:: STATED GOAL ::
Retype the entries below without any changes, starting at the line that contains "body paragraph 2: sectetuer adipiscing elit, sed <box>97" and ending at the line that contains "body paragraph 2: diam nonummy nibh euismod <box>1456". Include both of those lines and nothing else.

___

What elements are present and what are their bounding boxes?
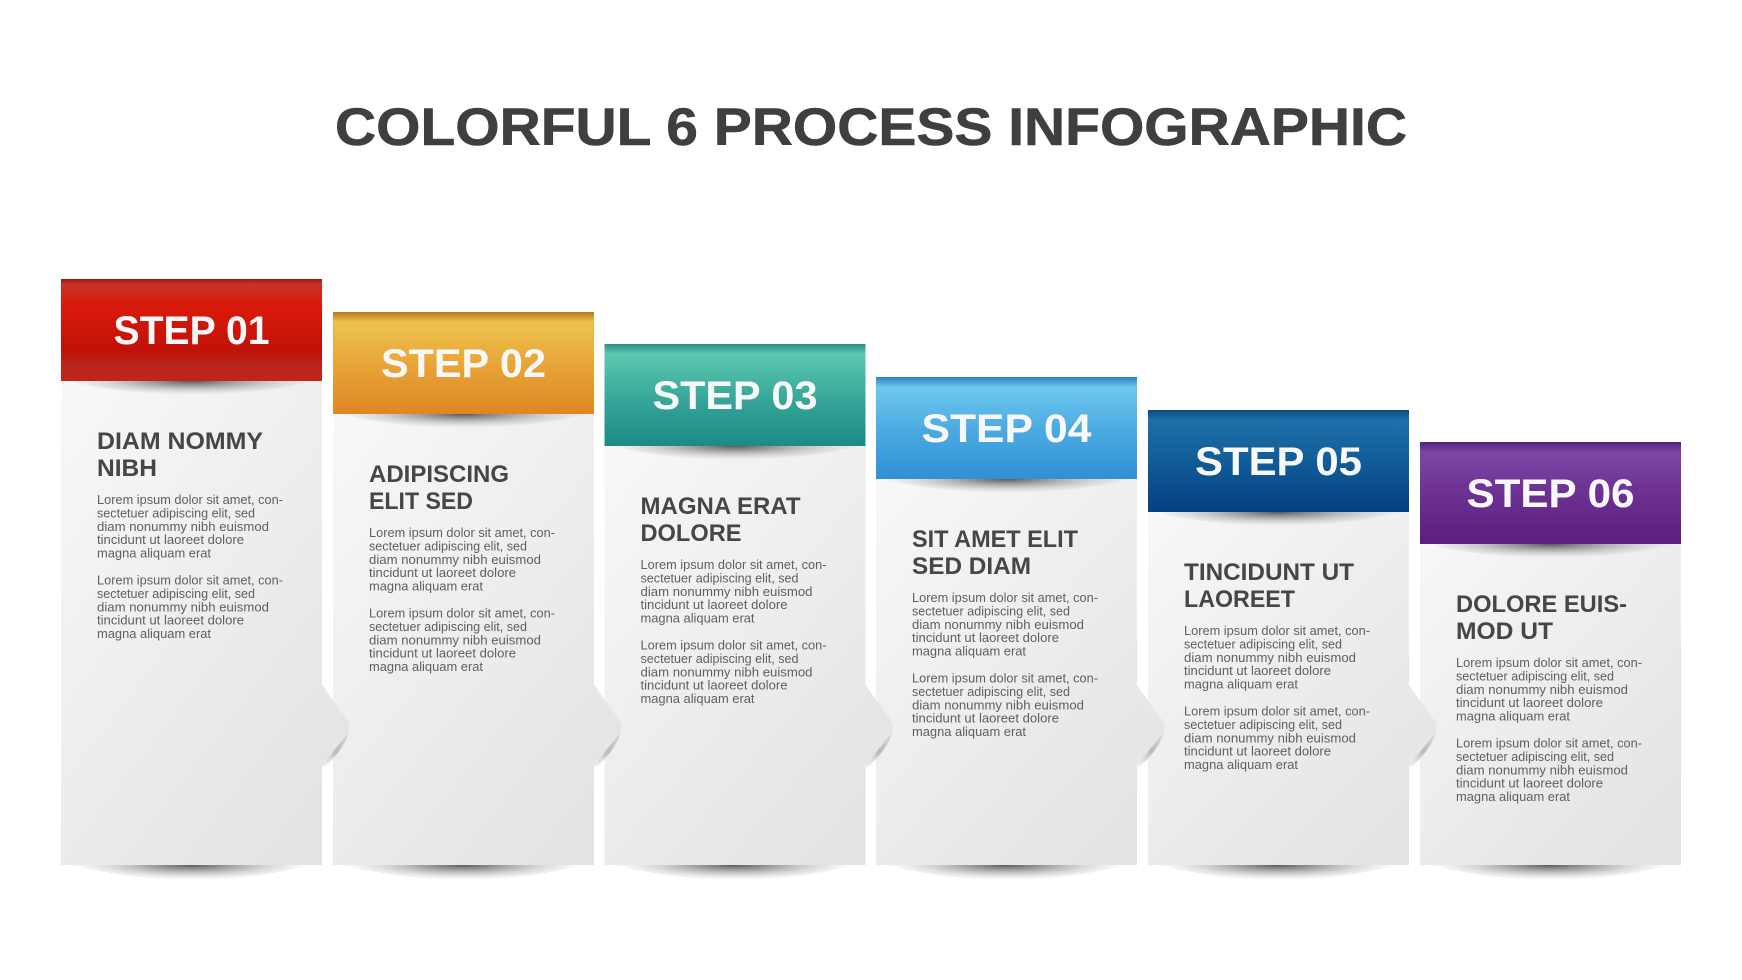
body paragraph 2: sectetuer adipiscing elit, sed <box>97 586 255 601</box>
heading: LAOREET <box>1184 586 1295 613</box>
body paragraph 2: tincidunt ut laoreet dolore <box>1184 744 1331 759</box>
body paragraph 2: diam nonummy nibh euismod <box>1456 762 1628 777</box>
body paragraph 1: tincidunt ut laoreet dolore <box>912 630 1059 645</box>
card body with arrow <box>1148 410 1436 865</box>
body paragraph 2 <box>1456 736 1642 804</box>
card body with arrow <box>61 279 350 865</box>
body paragraph 2: sectetuer adipiscing elit, sed <box>1456 749 1614 764</box>
arrow shadow <box>322 732 349 768</box>
heading: DIAM NOMMY <box>97 428 263 455</box>
heading: MAGNA ERAT <box>640 493 801 520</box>
heading <box>1456 591 1627 645</box>
body paragraph 2: magna aliquam erat <box>369 659 483 674</box>
body paragraph 2: magna aliquam erat <box>912 724 1026 739</box>
heading: DOLORE EUIS- <box>1456 591 1627 618</box>
heading: SED DIAM <box>912 553 1031 580</box>
card body with arrow <box>876 377 1164 865</box>
body paragraph 2: Lorem ipsum dolor sit amet, con- <box>1184 704 1370 718</box>
panel: step 01 <box>61 279 350 880</box>
body paragraph 2: Lorem ipsum dolor sit amet, con- <box>369 606 555 620</box>
body paragraph 2: tincidunt ut laoreet dolore <box>369 646 516 661</box>
card text <box>912 407 1098 739</box>
step label: STEP 06 <box>1466 472 1634 516</box>
body paragraph 1: sectetuer adipiscing elit, sed <box>640 570 798 585</box>
body paragraph 2: magna aliquam erat <box>1456 789 1570 804</box>
step label: STEP 05 <box>1195 440 1362 484</box>
heading <box>369 461 509 515</box>
body paragraph 2: magna aliquam erat <box>640 691 755 706</box>
body paragraph 1: tincidunt ut laoreet dolore <box>97 532 244 547</box>
heading: TINCIDUNT UT <box>1184 559 1354 586</box>
body paragraph 1: Lorem ipsum dolor sit amet, con- <box>1456 655 1642 670</box>
step label: STEP 03 <box>652 374 818 418</box>
body paragraph 2: tincidunt ut laoreet dolore <box>640 678 788 693</box>
body paragraph 1: sectetuer adipiscing elit, sed <box>1456 668 1614 683</box>
arrow shadow <box>594 732 621 768</box>
heading <box>1184 559 1354 613</box>
arrow shadow <box>866 732 892 768</box>
card body with arrow <box>333 312 622 865</box>
body paragraph 1: magna aliquam erat <box>1456 709 1570 724</box>
card body with arrow <box>604 344 893 865</box>
body paragraph 2 <box>1184 704 1370 772</box>
card text <box>1184 440 1370 772</box>
card bottom shadow <box>886 865 1127 880</box>
card text <box>1456 472 1642 804</box>
body paragraph 1: diam nonummy nibh euismod <box>1456 682 1628 697</box>
body paragraph 1: tincidunt ut laoreet dolore <box>1184 663 1331 678</box>
panel: step 04 <box>876 377 1164 880</box>
body paragraph 1 <box>1456 655 1642 724</box>
body paragraph 1: sectetuer adipiscing elit, sed <box>369 538 527 553</box>
body paragraph 1 <box>97 492 283 561</box>
body paragraph 1: sectetuer adipiscing elit, sed <box>912 603 1070 618</box>
card text <box>640 374 826 706</box>
body paragraph 1: magna aliquam erat <box>1184 677 1298 692</box>
heading <box>640 493 801 547</box>
body paragraph 2 <box>97 572 283 641</box>
body paragraph 1 <box>912 590 1098 659</box>
body paragraph 2: diam nonummy nibh euismod <box>97 599 269 614</box>
heading <box>912 526 1078 580</box>
header shadow <box>1153 512 1404 526</box>
header shadow <box>66 381 317 395</box>
header band <box>1420 442 1681 544</box>
body paragraph 2: magna aliquam erat <box>97 626 211 641</box>
body paragraph 2: diam nonummy nibh euismod <box>369 632 541 647</box>
body paragraph 2: sectetuer adipiscing elit, sed <box>640 651 798 666</box>
card bottom shadow <box>343 865 584 880</box>
header band <box>1148 410 1409 512</box>
body paragraph 1: Lorem ipsum dolor sit amet, con- <box>1184 623 1370 638</box>
card bottom shadow <box>71 865 312 880</box>
body paragraph 1: Lorem ipsum dolor sit amet, con- <box>912 590 1098 605</box>
card text <box>369 342 555 674</box>
body paragraph 1: magna aliquam erat <box>640 611 755 626</box>
step label: STEP 04 <box>922 407 1092 451</box>
card text <box>97 309 283 641</box>
panel: step 02 <box>333 312 622 880</box>
body paragraph 1: Lorem ipsum dolor sit amet, con- <box>97 492 283 507</box>
body paragraph 1: magna aliquam erat <box>369 579 483 594</box>
body paragraph 1: Lorem ipsum dolor sit amet, con- <box>369 525 555 540</box>
body paragraph 2: magna aliquam erat <box>1184 757 1298 772</box>
body paragraph 1 <box>1184 623 1370 692</box>
title: COLORFUL 6 PROCESS INFOGRAPHIC <box>335 98 1407 157</box>
body paragraph 1: Lorem ipsum dolor sit amet, con- <box>640 557 826 572</box>
panel: step 06 <box>1420 442 1681 880</box>
body paragraph 1 <box>640 557 826 626</box>
header band <box>876 377 1137 479</box>
body paragraph 1: diam nonummy nibh euismod <box>369 552 541 567</box>
body paragraph 1: tincidunt ut laoreet dolore <box>369 565 516 580</box>
body paragraph 2: Lorem ipsum dolor sit amet, con- <box>912 670 1098 686</box>
body paragraph 1: tincidunt ut laoreet dolore <box>1456 695 1603 710</box>
body paragraph 2: tincidunt ut laoreet dolore <box>912 711 1059 726</box>
header shadow <box>610 446 860 460</box>
body paragraph 1: diam nonummy nibh euismod <box>912 617 1084 632</box>
header band <box>333 312 594 414</box>
body paragraph 1: diam nonummy nibh euismod <box>97 519 269 534</box>
heading: MOD UT <box>1456 618 1553 645</box>
card bottom shadow <box>614 865 856 880</box>
heading: NIBH <box>97 455 157 482</box>
body paragraph 2: Lorem ipsum dolor sit amet, con- <box>1456 736 1642 750</box>
body paragraph 1 <box>369 525 555 594</box>
card bottom shadow <box>1430 865 1671 880</box>
card bottom shadow <box>1158 865 1399 880</box>
heading: ADIPISCING <box>369 461 509 488</box>
body paragraph 1: tincidunt ut laoreet dolore <box>640 597 788 612</box>
header band <box>604 344 866 446</box>
body paragraph 2: sectetuer adipiscing elit, sed <box>369 619 527 634</box>
body paragraph 2: diam nonummy nibh euismod <box>912 697 1084 712</box>
body paragraph 2 <box>369 606 555 674</box>
arrow shadow <box>1409 732 1436 768</box>
body paragraph 2: sectetuer adipiscing elit, sed <box>1184 717 1342 732</box>
header shadow <box>338 414 589 428</box>
heading: DOLORE <box>640 520 742 547</box>
body paragraph 2 <box>640 638 826 706</box>
panel: step 03 <box>604 344 893 880</box>
body paragraph 2: sectetuer adipiscing elit, sed <box>912 684 1070 699</box>
arrow shadow <box>1137 732 1164 768</box>
heading: ELIT SED <box>369 488 473 515</box>
body paragraph 2: diam nonummy nibh euismod <box>1184 730 1356 745</box>
card body <box>1420 442 1681 865</box>
heading <box>97 428 263 482</box>
body paragraph 2: tincidunt ut laoreet dolore <box>97 613 244 628</box>
body paragraph 2: tincidunt ut laoreet dolore <box>1456 776 1603 791</box>
body paragraph 1: magna aliquam erat <box>912 644 1026 659</box>
body paragraph 1: magna aliquam erat <box>97 546 211 561</box>
body paragraph 1: diam nonummy nibh euismod <box>1184 650 1356 665</box>
panel: step 05 <box>1148 410 1436 880</box>
body paragraph 1: sectetuer adipiscing elit, sed <box>97 505 255 520</box>
body paragraph 1: sectetuer adipiscing elit, sed <box>1184 636 1342 651</box>
step label: STEP 01 <box>114 309 270 353</box>
body paragraph 1: diam nonummy nibh euismod <box>640 584 812 599</box>
body paragraph 2: Lorem ipsum dolor sit amet, con- <box>640 638 826 652</box>
heading: SIT AMET ELIT <box>912 526 1078 553</box>
header band <box>61 279 322 381</box>
body paragraph 2 <box>912 670 1098 739</box>
step label: STEP 02 <box>381 342 546 386</box>
header shadow <box>881 479 1132 493</box>
header shadow <box>1425 544 1676 558</box>
body paragraph 2: diam nonummy nibh euismod <box>640 664 812 679</box>
body paragraph 2: Lorem ipsum dolor sit amet, con- <box>97 572 283 588</box>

___

:: IN RESPONSE ::
body paragraph 2: sectetuer adipiscing elit, sed <box>97 586 255 601</box>
heading: LAOREET <box>1184 586 1295 613</box>
body paragraph 2: tincidunt ut laoreet dolore <box>1184 744 1331 759</box>
body paragraph 2: diam nonummy nibh euismod <box>1456 762 1628 777</box>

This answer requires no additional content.